◆ TASK DESCRIPTION ◆
Exact repetition is required: output every record in full.

Start of DATA SUPPLIED

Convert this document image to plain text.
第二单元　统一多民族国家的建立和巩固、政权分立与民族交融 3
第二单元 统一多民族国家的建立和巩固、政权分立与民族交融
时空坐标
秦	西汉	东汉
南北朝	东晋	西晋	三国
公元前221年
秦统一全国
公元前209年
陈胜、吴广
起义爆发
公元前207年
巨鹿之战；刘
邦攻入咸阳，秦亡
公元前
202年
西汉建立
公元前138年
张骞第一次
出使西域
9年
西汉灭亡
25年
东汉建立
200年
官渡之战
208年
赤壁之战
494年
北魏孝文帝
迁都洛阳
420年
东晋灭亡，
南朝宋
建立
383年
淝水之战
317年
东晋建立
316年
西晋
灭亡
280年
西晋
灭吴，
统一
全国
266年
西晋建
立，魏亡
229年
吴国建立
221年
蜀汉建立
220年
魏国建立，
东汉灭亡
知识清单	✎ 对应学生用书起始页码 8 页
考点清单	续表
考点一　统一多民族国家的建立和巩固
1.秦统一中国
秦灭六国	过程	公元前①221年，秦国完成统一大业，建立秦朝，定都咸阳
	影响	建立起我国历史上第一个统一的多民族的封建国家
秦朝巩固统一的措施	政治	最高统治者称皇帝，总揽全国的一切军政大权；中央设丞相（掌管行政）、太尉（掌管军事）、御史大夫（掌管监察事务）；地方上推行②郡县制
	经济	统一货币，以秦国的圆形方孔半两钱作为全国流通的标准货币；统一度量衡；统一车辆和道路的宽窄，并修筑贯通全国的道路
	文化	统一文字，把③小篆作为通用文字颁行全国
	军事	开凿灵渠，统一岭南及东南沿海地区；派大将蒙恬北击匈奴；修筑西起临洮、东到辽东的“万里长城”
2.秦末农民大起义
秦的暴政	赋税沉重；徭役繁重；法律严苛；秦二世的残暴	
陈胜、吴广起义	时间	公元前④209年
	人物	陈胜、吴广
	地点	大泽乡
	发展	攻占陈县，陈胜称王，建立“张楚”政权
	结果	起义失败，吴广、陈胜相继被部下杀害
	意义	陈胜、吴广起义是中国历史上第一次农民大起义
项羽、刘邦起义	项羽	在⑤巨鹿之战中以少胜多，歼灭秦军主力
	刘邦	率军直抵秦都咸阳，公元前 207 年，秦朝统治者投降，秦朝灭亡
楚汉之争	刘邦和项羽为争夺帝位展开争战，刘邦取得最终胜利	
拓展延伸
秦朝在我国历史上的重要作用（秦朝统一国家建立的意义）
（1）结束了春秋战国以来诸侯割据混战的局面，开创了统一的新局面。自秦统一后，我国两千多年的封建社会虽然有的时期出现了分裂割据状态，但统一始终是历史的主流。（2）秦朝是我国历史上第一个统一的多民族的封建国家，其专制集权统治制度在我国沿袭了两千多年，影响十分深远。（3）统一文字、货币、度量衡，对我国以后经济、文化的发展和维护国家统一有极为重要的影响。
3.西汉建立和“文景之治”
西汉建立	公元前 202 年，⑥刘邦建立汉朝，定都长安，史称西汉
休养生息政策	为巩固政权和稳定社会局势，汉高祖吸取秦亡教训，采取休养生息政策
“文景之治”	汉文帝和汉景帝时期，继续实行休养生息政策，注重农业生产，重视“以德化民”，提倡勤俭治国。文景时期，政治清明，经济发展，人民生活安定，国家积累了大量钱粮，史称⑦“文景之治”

End of DATA SUPPLIED

◆ RESPONSE TO THE EXERCISE ◆
Convert this document image to plain text.
第二单元　统一多民族国家的建立和巩固、政权分立与民族交融 3
第二单元 统一多民族国家的建立和巩固、政权分立与民族交融
时空坐标
秦	西汉	东汉
南北朝	东晋	西晋	三国
公元前221年
秦统一全国
公元前209年
陈胜、吴广
起义爆发
公元前207年
巨鹿之战；刘
邦攻入咸阳，秦亡
公元前
202年
西汉建立
公元前138年
张骞第一次
出使西域
9年
西汉灭亡
25年
东汉建立
200年
官渡之战
208年
赤壁之战
494年
北魏孝文帝
迁都洛阳
420年
东晋灭亡，
南朝宋
建立
383年
淝水之战
317年
东晋建立
316年
西晋
灭亡
280年
西晋
灭吴，
统一
全国
266年
西晋建
立，魏亡
229年
吴国建立
221年
蜀汉建立
220年
魏国建立，
东汉灭亡
知识清单	✎ 对应学生用书起始页码 8 页
考点清单	续表
考点一　统一多民族国家的建立和巩固
1.秦统一中国
秦灭六国	过程	公元前①221年，秦国完成统一大业，建立秦朝，定都咸阳
	影响	建立起我国历史上第一个统一的多民族的封建国家
秦朝巩固统一的措施	政治	最高统治者称皇帝，总揽全国的一切军政大权；中央设丞相（掌管行政）、太尉（掌管军事）、御史大夫（掌管监察事务）；地方上推行②郡县制
	经济	统一货币，以秦国的圆形方孔半两钱作为全国流通的标准货币；统一度量衡；统一车辆和道路的宽窄，并修筑贯通全国的道路
	文化	统一文字，把③小篆作为通用文字颁行全国
	军事	开凿灵渠，统一岭南及东南沿海地区；派大将蒙恬北击匈奴；修筑西起临洮、东到辽东的“万里长城”
2.秦末农民大起义
秦的暴政	赋税沉重；徭役繁重；法律严苛；秦二世的残暴	
陈胜、吴广起义	时间	公元前④209年
	人物	陈胜、吴广
	地点	大泽乡
	发展	攻占陈县，陈胜称王，建立“张楚”政权
	结果	起义失败，吴广、陈胜相继被部下杀害
	意义	陈胜、吴广起义是中国历史上第一次农民大起义
项羽、刘邦起义	项羽	在⑤巨鹿之战中以少胜多，歼灭秦军主力
	刘邦	率军直抵秦都咸阳，公元前 207 年，秦朝统治者投降，秦朝灭亡
楚汉之争	刘邦和项羽为争夺帝位展开争战，刘邦取得最终胜利	
拓展延伸
秦朝在我国历史上的重要作用（秦朝统一国家建立的意义）
（1）结束了春秋战国以来诸侯割据混战的局面，开创了统一的新局面。自秦统一后，我国两千多年的封建社会虽然有的时期出现了分裂割据状态，但统一始终是历史的主流。（2）秦朝是我国历史上第一个统一的多民族的封建国家，其专制集权统治制度在我国沿袭了两千多年，影响十分深远。（3）统一文字、货币、度量衡，对我国以后经济、文化的发展和维护国家统一有极为重要的影响。
3.西汉建立和“文景之治”
西汉建立	公元前 202 年，⑥刘邦建立汉朝，定都长安，史称西汉
休养生息政策	为巩固政权和稳定社会局势，汉高祖吸取秦亡教训，采取休养生息政策
“文景之治”	汉文帝和汉景帝时期，继续实行休养生息政策，注重农业生产，重视“以德化民”，提倡勤俭治国。文景时期，政治清明，经济发展，人民生活安定，国家积累了大量钱粮，史称⑦“文景之治”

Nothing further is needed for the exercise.